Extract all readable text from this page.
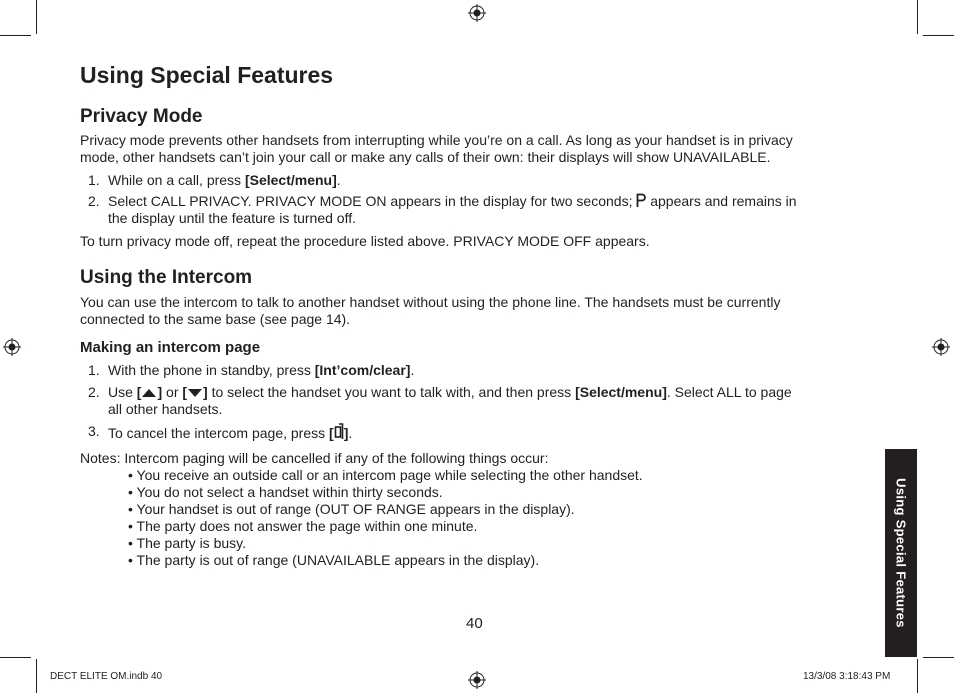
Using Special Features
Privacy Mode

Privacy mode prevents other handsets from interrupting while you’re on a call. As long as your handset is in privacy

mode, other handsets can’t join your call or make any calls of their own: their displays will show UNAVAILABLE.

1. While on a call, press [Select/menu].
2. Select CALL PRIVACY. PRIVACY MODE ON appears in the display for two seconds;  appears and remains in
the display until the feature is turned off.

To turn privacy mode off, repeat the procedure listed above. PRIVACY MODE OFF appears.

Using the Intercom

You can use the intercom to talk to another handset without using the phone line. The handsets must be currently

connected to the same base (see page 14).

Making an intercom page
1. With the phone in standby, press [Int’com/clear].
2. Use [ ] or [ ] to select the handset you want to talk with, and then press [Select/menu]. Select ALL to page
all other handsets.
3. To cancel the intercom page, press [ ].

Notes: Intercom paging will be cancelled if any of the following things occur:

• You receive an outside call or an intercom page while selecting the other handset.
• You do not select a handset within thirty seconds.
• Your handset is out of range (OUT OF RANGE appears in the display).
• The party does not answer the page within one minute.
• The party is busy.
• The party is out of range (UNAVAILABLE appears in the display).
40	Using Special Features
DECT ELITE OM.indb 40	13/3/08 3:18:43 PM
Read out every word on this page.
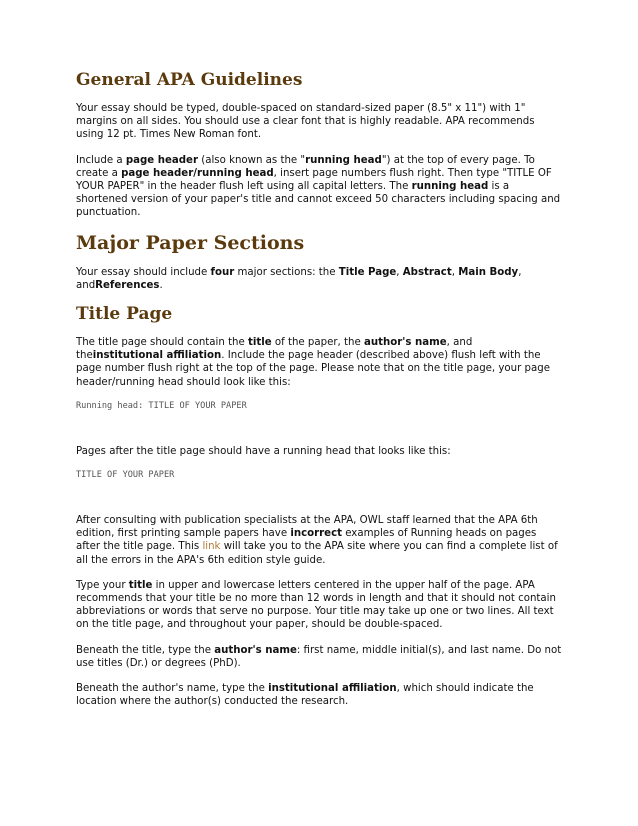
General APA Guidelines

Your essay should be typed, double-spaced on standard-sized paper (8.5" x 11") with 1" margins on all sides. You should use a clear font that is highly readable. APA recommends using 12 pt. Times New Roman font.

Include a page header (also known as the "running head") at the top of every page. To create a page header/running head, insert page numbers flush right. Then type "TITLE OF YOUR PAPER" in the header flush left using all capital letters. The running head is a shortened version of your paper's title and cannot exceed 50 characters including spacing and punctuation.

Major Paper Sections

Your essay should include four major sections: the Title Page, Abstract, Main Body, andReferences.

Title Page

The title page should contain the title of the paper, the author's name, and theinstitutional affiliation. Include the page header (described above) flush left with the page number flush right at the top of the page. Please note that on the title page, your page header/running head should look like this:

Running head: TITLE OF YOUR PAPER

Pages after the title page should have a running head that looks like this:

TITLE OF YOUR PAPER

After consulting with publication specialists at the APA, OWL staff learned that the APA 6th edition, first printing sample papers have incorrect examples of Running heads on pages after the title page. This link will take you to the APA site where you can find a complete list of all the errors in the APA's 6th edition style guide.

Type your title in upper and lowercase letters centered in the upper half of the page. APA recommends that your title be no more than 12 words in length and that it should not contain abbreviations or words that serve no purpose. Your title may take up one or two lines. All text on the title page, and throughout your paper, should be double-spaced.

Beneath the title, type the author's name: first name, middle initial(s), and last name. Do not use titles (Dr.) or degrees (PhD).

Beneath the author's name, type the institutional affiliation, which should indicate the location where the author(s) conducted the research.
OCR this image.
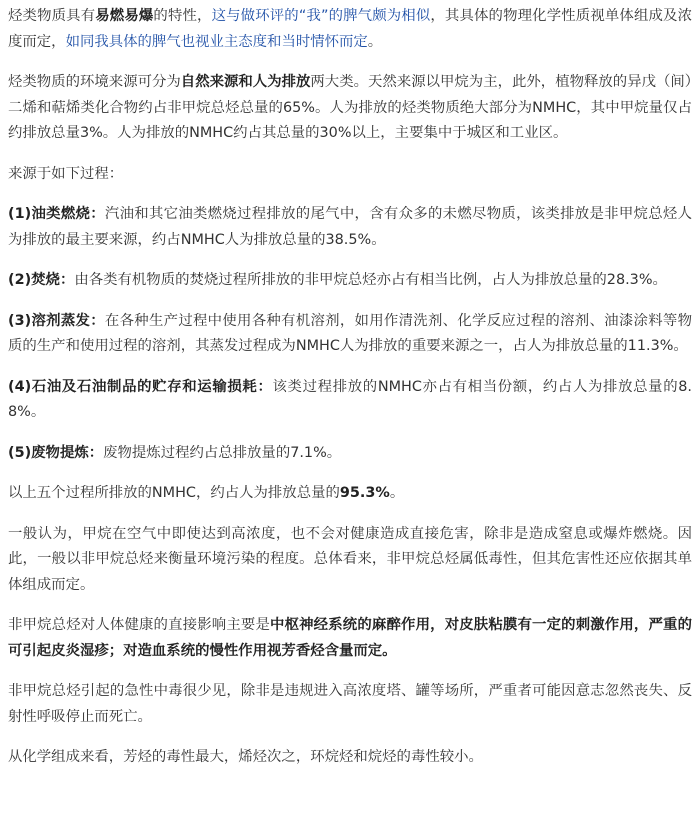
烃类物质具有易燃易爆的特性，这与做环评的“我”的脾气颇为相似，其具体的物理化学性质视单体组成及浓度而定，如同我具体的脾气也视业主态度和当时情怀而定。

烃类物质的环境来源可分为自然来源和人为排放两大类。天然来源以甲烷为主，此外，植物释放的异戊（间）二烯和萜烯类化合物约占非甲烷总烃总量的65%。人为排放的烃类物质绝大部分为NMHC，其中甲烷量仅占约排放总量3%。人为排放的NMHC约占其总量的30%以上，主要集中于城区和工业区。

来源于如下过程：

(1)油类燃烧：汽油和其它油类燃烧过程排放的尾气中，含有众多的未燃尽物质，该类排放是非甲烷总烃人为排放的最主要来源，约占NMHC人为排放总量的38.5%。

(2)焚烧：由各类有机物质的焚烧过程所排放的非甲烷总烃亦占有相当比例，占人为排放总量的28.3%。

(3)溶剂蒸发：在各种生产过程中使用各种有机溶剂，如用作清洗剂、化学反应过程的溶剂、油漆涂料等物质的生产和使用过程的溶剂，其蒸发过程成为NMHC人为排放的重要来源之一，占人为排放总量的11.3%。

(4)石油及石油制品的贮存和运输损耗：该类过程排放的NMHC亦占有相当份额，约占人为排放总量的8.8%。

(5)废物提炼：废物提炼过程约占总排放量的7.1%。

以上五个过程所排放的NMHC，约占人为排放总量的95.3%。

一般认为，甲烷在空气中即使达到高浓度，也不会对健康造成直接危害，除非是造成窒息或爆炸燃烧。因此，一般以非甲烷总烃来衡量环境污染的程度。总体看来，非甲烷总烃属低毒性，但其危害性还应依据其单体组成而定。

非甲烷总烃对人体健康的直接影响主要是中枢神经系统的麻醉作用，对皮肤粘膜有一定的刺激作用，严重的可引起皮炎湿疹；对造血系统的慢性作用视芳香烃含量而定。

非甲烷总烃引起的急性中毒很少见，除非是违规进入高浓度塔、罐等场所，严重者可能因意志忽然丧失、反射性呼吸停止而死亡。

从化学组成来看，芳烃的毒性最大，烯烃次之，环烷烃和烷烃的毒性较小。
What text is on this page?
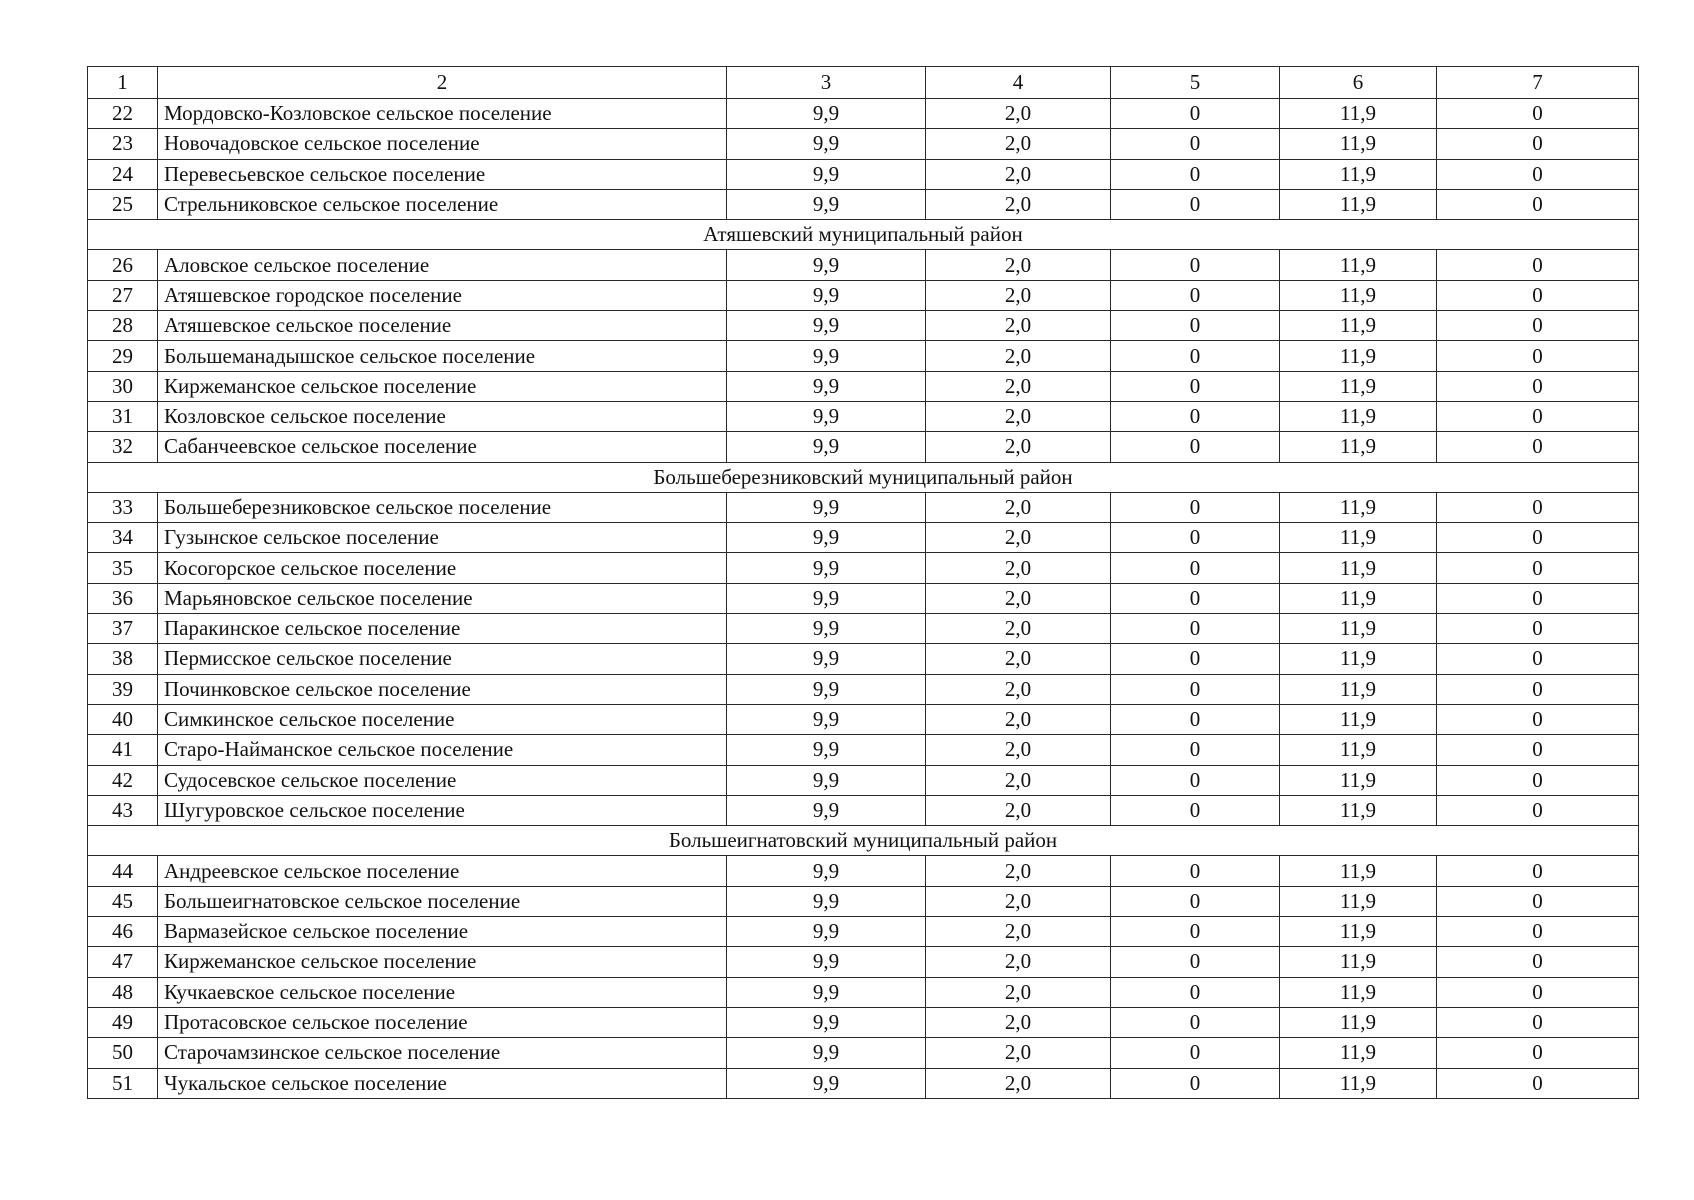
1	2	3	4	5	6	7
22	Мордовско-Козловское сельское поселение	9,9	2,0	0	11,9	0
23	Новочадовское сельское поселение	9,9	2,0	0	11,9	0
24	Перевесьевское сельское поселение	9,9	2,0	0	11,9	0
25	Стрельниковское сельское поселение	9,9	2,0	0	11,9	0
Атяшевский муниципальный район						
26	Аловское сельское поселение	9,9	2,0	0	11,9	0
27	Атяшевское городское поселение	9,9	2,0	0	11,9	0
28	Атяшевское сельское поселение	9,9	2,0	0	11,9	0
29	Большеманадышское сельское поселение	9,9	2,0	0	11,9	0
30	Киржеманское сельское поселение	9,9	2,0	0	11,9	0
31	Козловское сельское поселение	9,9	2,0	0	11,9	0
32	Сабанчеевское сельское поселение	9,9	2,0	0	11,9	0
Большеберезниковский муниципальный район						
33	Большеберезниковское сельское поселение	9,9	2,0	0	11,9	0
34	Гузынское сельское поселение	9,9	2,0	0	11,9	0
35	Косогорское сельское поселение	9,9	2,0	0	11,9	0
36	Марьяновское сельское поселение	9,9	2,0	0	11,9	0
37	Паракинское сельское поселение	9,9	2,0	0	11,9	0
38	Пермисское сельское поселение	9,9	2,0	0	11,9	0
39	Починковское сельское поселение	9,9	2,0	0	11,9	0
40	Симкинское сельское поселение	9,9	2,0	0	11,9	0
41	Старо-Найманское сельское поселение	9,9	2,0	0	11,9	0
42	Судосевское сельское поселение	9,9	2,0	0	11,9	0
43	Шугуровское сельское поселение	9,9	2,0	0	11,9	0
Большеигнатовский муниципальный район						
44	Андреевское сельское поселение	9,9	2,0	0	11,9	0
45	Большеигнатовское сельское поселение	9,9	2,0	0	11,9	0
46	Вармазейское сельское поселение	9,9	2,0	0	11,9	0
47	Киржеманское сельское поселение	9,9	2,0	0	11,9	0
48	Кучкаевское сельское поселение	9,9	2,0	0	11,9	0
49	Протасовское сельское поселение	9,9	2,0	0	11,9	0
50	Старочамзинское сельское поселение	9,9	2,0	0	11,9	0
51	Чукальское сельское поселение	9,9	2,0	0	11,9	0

------------------------------------------------

Problem details
Which lines contain the word "Козловское"? Copy each of them.

Answer to the problem
22	Мордовско-Козловское сельское поселение	9,9	2,0	0	11,9	0
31	Козловское сельское поселение	9,9	2,0	0	11,9	0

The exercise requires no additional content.